==== INPUT DATA

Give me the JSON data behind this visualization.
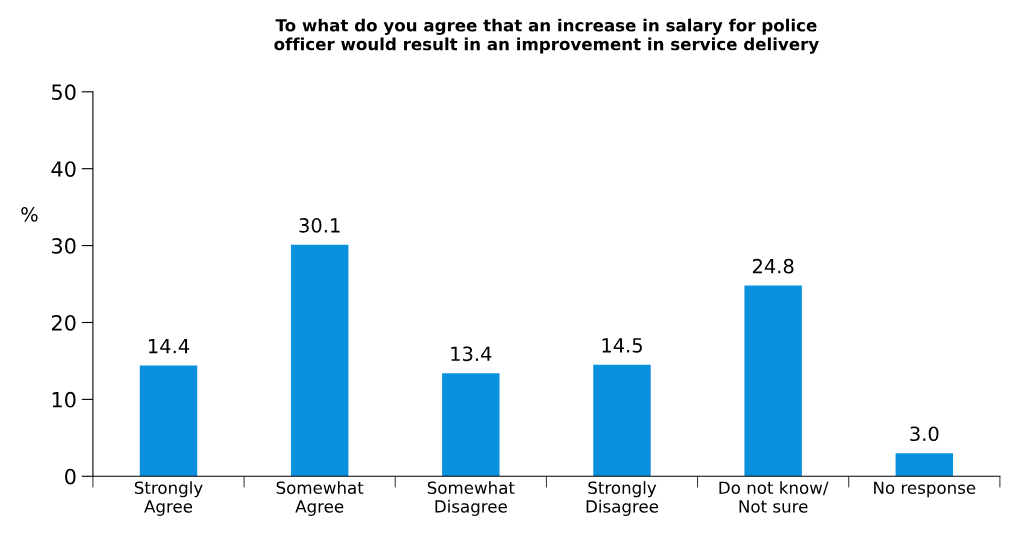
{
  "chart_data": {
    "type": "bar",
    "title": "To what do you agree that an increase in salary for police\nofficer would result in an improvement in service delivery",
    "ylabel": "%",
    "categories": [
      "Strongly\nAgree",
      "Somewhat\nAgree",
      "Somewhat\nDisagree",
      "Strongly\nDisagree",
      "Do not know/\nNot sure",
      "No response"
    ],
    "values": [
      14.4,
      30.1,
      13.4,
      14.5,
      24.8,
      3.0
    ],
    "value_labels": [
      "14.4",
      "30.1",
      "13.4",
      "14.5",
      "24.8",
      "3.0"
    ],
    "color": "#0a90dc",
    "ylim": [
      0,
      50
    ],
    "yticks": [
      0,
      10,
      20,
      30,
      40,
      50
    ],
    "grid": false,
    "legend": false
  }
}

========

### EXERCISE BRIEF
Pictures in the data above should not be copied; transcribe everything else exactly.

### FINISHED EXERCISE
Give me the JSON data behind this visualization.
{
  "chart_data": {
    "type": "bar",
    "title": "To what do you agree that an increase in salary for police\nofficer would result in an improvement in service delivery",
    "ylabel": "%",
    "categories": [
      "Strongly\nAgree",
      "Somewhat\nAgree",
      "Somewhat\nDisagree",
      "Strongly\nDisagree",
      "Do not know/\nNot sure",
      "No response"
    ],
    "values": [
      14.4,
      30.1,
      13.4,
      14.5,
      24.8,
      3.0
    ],
    "value_labels": [
      "14.4",
      "30.1",
      "13.4",
      "14.5",
      "24.8",
      "3.0"
    ],
    "color": "#0a90dc",
    "ylim": [
      0,
      50
    ],
    "yticks": [
      0,
      10,
      20,
      30,
      40,
      50
    ],
    "grid": false,
    "legend": false
  }
}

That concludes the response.